(Short task) Return the material word for word. Do not include the pictures.

(Items)

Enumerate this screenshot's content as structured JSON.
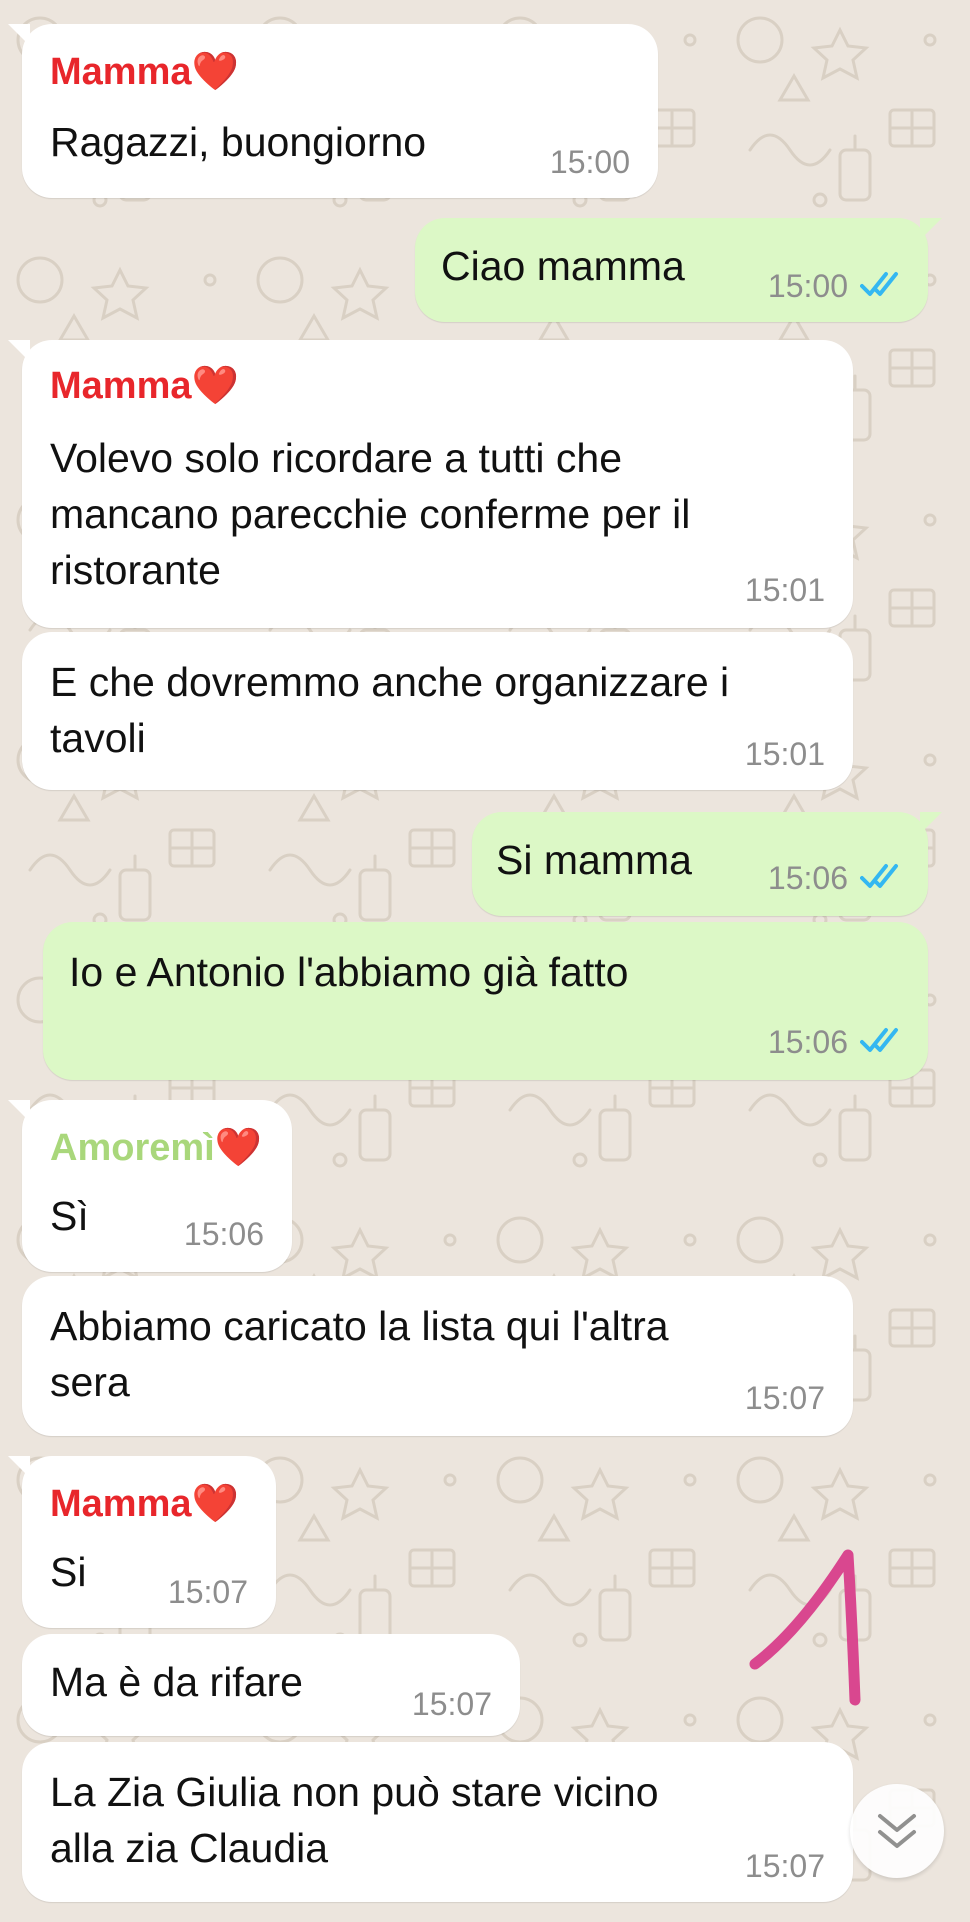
{
  "chat": {
    "messages": [
      {
        "sender": "Mamma",
        "heart": "❤️",
        "text": "Ragazzi, buongiorno",
        "time": "15:00"
      },
      {
        "text": "Ciao mamma",
        "time": "15:00"
      },
      {
        "sender": "Mamma",
        "heart": "❤️",
        "text": "Volevo solo ricordare a tutti che\nmancano parecchie conferme per il\nristorante",
        "time": "15:01"
      },
      {
        "text": "E che dovremmo anche organizzare i\ntavoli",
        "time": "15:01"
      },
      {
        "text": "Si mamma",
        "time": "15:06"
      },
      {
        "text": "Io e Antonio l'abbiamo già fatto",
        "time": "15:06"
      },
      {
        "sender": "Amoremì",
        "heart": "❤️",
        "text": "Sì",
        "time": "15:06"
      },
      {
        "text": "Abbiamo caricato la lista qui l'altra\nsera",
        "time": "15:07"
      },
      {
        "sender": "Mamma",
        "heart": "❤️",
        "text": "Si",
        "time": "15:07"
      },
      {
        "text": "Ma è da rifare",
        "time": "15:07"
      },
      {
        "text": "La Zia Giulia non può stare vicino\nalla zia Claudia",
        "time": "15:07"
      }
    ]
  },
  "colors": {
    "background": "#ece5dd",
    "incoming_bubble": "#ffffff",
    "outgoing_bubble": "#dcf8c6",
    "mamma_name": "#e8262b",
    "amoremi_name": "#a9d77b",
    "read_ticks": "#34b7f1",
    "annotation_stroke": "#d9478f"
  },
  "icons": {
    "read_receipt": "double-check-icon",
    "scroll_down": "chevron-down-icon",
    "annotation": "handwritten-number-one"
  }
}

(Exercise solution)
Enumerate this screenshot's content as structured JSON.
{
  "chat": {
    "messages": [
      {
        "sender": "Mamma",
        "heart": "❤️",
        "text": "Ragazzi, buongiorno",
        "time": "15:00"
      },
      {
        "text": "Ciao mamma",
        "time": "15:00"
      },
      {
        "sender": "Mamma",
        "heart": "❤️",
        "text": "Volevo solo ricordare a tutti che\nmancano parecchie conferme per il\nristorante",
        "time": "15:01"
      },
      {
        "text": "E che dovremmo anche organizzare i\ntavoli",
        "time": "15:01"
      },
      {
        "text": "Si mamma",
        "time": "15:06"
      },
      {
        "text": "Io e Antonio l'abbiamo già fatto",
        "time": "15:06"
      },
      {
        "sender": "Amoremì",
        "heart": "❤️",
        "text": "Sì",
        "time": "15:06"
      },
      {
        "text": "Abbiamo caricato la lista qui l'altra\nsera",
        "time": "15:07"
      },
      {
        "sender": "Mamma",
        "heart": "❤️",
        "text": "Si",
        "time": "15:07"
      },
      {
        "text": "Ma è da rifare",
        "time": "15:07"
      },
      {
        "text": "La Zia Giulia non può stare vicino\nalla zia Claudia",
        "time": "15:07"
      }
    ]
  },
  "colors": {
    "background": "#ece5dd",
    "incoming_bubble": "#ffffff",
    "outgoing_bubble": "#dcf8c6",
    "mamma_name": "#e8262b",
    "amoremi_name": "#a9d77b",
    "read_ticks": "#34b7f1",
    "annotation_stroke": "#d9478f"
  },
  "icons": {
    "read_receipt": "double-check-icon",
    "scroll_down": "chevron-down-icon",
    "annotation": "handwritten-number-one"
  }
}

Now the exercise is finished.